REQUIREMENTS: Repeat each entry in full, exactly.

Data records
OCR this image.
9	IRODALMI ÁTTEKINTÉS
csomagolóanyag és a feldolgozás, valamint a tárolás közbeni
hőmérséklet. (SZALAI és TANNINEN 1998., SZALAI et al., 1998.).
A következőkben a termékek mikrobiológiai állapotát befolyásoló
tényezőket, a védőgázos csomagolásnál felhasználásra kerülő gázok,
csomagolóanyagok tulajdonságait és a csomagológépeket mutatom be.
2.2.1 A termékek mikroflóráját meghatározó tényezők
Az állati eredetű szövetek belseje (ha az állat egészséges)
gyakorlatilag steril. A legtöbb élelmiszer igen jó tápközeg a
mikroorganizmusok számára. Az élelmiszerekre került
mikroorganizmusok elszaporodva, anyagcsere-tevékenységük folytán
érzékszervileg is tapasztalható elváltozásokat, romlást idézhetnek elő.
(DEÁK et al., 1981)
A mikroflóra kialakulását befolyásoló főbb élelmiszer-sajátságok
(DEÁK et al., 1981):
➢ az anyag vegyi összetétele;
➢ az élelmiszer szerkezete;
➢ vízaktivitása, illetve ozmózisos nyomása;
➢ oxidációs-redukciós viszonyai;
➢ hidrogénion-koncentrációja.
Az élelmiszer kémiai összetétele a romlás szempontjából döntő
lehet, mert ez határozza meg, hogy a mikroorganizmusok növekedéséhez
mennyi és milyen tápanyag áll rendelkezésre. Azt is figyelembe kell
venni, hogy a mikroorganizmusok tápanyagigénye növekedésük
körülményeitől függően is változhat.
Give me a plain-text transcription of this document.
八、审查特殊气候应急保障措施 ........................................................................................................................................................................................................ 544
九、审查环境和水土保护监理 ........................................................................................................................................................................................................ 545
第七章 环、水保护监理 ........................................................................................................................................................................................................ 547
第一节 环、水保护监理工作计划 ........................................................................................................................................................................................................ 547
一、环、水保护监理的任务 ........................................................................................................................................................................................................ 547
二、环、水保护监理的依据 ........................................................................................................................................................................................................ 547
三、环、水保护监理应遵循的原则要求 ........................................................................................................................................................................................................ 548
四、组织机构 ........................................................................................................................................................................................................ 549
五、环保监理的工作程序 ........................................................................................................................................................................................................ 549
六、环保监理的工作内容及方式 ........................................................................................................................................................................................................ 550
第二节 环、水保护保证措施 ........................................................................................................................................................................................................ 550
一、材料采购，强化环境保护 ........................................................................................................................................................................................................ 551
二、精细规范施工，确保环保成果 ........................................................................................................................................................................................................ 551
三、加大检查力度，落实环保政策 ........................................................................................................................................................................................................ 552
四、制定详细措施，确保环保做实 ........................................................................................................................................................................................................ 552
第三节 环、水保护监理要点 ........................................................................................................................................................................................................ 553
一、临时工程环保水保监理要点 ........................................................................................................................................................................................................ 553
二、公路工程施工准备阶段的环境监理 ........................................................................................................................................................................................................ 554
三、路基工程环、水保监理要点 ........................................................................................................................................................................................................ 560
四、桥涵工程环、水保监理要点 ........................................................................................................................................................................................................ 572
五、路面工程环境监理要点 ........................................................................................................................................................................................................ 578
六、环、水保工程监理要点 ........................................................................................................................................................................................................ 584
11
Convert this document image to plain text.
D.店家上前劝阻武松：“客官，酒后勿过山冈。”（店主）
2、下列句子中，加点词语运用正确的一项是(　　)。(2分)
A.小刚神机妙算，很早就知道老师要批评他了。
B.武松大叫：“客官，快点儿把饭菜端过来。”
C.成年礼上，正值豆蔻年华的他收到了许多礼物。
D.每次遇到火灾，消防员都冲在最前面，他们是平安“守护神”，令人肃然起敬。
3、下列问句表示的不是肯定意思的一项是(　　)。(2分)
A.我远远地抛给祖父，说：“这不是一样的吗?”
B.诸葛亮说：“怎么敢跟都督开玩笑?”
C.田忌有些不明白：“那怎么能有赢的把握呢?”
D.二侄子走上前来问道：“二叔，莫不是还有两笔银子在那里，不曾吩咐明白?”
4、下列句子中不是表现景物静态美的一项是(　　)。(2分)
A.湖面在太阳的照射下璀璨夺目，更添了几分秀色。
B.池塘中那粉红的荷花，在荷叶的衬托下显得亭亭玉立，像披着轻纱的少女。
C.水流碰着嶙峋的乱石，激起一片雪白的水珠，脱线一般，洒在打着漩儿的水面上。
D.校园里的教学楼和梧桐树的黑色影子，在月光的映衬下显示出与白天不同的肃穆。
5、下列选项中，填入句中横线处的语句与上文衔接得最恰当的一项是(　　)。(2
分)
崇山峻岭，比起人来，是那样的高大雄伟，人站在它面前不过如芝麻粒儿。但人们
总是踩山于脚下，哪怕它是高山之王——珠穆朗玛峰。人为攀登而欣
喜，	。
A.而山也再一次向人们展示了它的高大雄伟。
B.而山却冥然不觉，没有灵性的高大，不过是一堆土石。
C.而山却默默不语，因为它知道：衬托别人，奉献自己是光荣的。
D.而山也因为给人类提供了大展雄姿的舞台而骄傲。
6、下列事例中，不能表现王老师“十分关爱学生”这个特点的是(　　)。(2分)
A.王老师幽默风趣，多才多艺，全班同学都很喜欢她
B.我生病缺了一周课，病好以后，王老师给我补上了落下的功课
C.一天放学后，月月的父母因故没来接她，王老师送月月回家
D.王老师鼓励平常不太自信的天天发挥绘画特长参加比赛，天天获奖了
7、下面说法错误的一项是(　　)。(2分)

RESPONSE TO THIS TASK:
OCR this image.
9	IRODALMI ÁTTEKINTÉS
csomagolóanyag és a feldolgozás, valamint a tárolás közbeni
hőmérséklet. (SZALAI és TANNINEN 1998., SZALAI et al., 1998.).
A következőkben a termékek mikrobiológiai állapotát befolyásoló
tényezőket, a védőgázos csomagolásnál felhasználásra kerülő gázok,
csomagolóanyagok tulajdonságait és a csomagológépeket mutatom be.
2.2.1 A termékek mikroflóráját meghatározó tényezők
Az állati eredetű szövetek belseje (ha az állat egészséges)
gyakorlatilag steril. A legtöbb élelmiszer igen jó tápközeg a
mikroorganizmusok számára. Az élelmiszerekre került
mikroorganizmusok elszaporodva, anyagcsere-tevékenységük folytán
érzékszervileg is tapasztalható elváltozásokat, romlást idézhetnek elő.
(DEÁK et al., 1981)
A mikroflóra kialakulását befolyásoló főbb élelmiszer-sajátságok
(DEÁK et al., 1981):
➢ az anyag vegyi összetétele;
➢ az élelmiszer szerkezete;
➢ vízaktivitása, illetve ozmózisos nyomása;
➢ oxidációs-redukciós viszonyai;
➢ hidrogénion-koncentrációja.
Az élelmiszer kémiai összetétele a romlás szempontjából döntő
lehet, mert ez határozza meg, hogy a mikroorganizmusok növekedéséhez
mennyi és milyen tápanyag áll rendelkezésre. Azt is figyelembe kell
venni, hogy a mikroorganizmusok tápanyagigénye növekedésük
körülményeitől függően is változhat.
Give me a plain-text transcription of this document.
八、审查特殊气候应急保障措施 ........................................................................................................................................................................................................ 544
九、审查环境和水土保护监理 ........................................................................................................................................................................................................ 545
第七章 环、水保护监理 ........................................................................................................................................................................................................ 547
第一节 环、水保护监理工作计划 ........................................................................................................................................................................................................ 547
一、环、水保护监理的任务 ........................................................................................................................................................................................................ 547
二、环、水保护监理的依据 ........................................................................................................................................................................................................ 547
三、环、水保护监理应遵循的原则要求 ........................................................................................................................................................................................................ 548
四、组织机构 ........................................................................................................................................................................................................ 549
五、环保监理的工作程序 ........................................................................................................................................................................................................ 549
六、环保监理的工作内容及方式 ........................................................................................................................................................................................................ 550
第二节 环、水保护保证措施 ........................................................................................................................................................................................................ 550
一、材料采购，强化环境保护 ........................................................................................................................................................................................................ 551
二、精细规范施工，确保环保成果 ........................................................................................................................................................................................................ 551
三、加大检查力度，落实环保政策 ........................................................................................................................................................................................................ 552
四、制定详细措施，确保环保做实 ........................................................................................................................................................................................................ 552
第三节 环、水保护监理要点 ........................................................................................................................................................................................................ 553
一、临时工程环保水保监理要点 ........................................................................................................................................................................................................ 553
二、公路工程施工准备阶段的环境监理 ........................................................................................................................................................................................................ 554
三、路基工程环、水保监理要点 ........................................................................................................................................................................................................ 560
四、桥涵工程环、水保监理要点 ........................................................................................................................................................................................................ 572
五、路面工程环境监理要点 ........................................................................................................................................................................................................ 578
六、环、水保工程监理要点 ........................................................................................................................................................................................................ 584
11
Convert this document image to plain text.
D.店家上前劝阻武松：“客官，酒后勿过山冈。”（店主）
2、下列句子中，加点词语运用正确的一项是(　　)。(2分)
A.小刚神机妙算，很早就知道老师要批评他了。
B.武松大叫：“客官，快点儿把饭菜端过来。”
C.成年礼上，正值豆蔻年华的他收到了许多礼物。
D.每次遇到火灾，消防员都冲在最前面，他们是平安“守护神”，令人肃然起敬。
3、下列问句表示的不是肯定意思的一项是(　　)。(2分)
A.我远远地抛给祖父，说：“这不是一样的吗?”
B.诸葛亮说：“怎么敢跟都督开玩笑?”
C.田忌有些不明白：“那怎么能有赢的把握呢?”
D.二侄子走上前来问道：“二叔，莫不是还有两笔银子在那里，不曾吩咐明白?”
4、下列句子中不是表现景物静态美的一项是(　　)。(2分)
A.湖面在太阳的照射下璀璨夺目，更添了几分秀色。
B.池塘中那粉红的荷花，在荷叶的衬托下显得亭亭玉立，像披着轻纱的少女。
C.水流碰着嶙峋的乱石，激起一片雪白的水珠，脱线一般，洒在打着漩儿的水面上。
D.校园里的教学楼和梧桐树的黑色影子，在月光的映衬下显示出与白天不同的肃穆。
5、下列选项中，填入句中横线处的语句与上文衔接得最恰当的一项是(　　)。(2
分)
崇山峻岭，比起人来，是那样的高大雄伟，人站在它面前不过如芝麻粒儿。但人们
总是踩山于脚下，哪怕它是高山之王——珠穆朗玛峰。人为攀登而欣
喜，	。
A.而山也再一次向人们展示了它的高大雄伟。
B.而山却冥然不觉，没有灵性的高大，不过是一堆土石。
C.而山却默默不语，因为它知道：衬托别人，奉献自己是光荣的。
D.而山也因为给人类提供了大展雄姿的舞台而骄傲。
6、下列事例中，不能表现王老师“十分关爱学生”这个特点的是(　　)。(2分)
A.王老师幽默风趣，多才多艺，全班同学都很喜欢她
B.我生病缺了一周课，病好以后，王老师给我补上了落下的功课
C.一天放学后，月月的父母因故没来接她，王老师送月月回家
D.王老师鼓励平常不太自信的天天发挥绘画特长参加比赛，天天获奖了
7、下面说法错误的一项是(　　)。(2分)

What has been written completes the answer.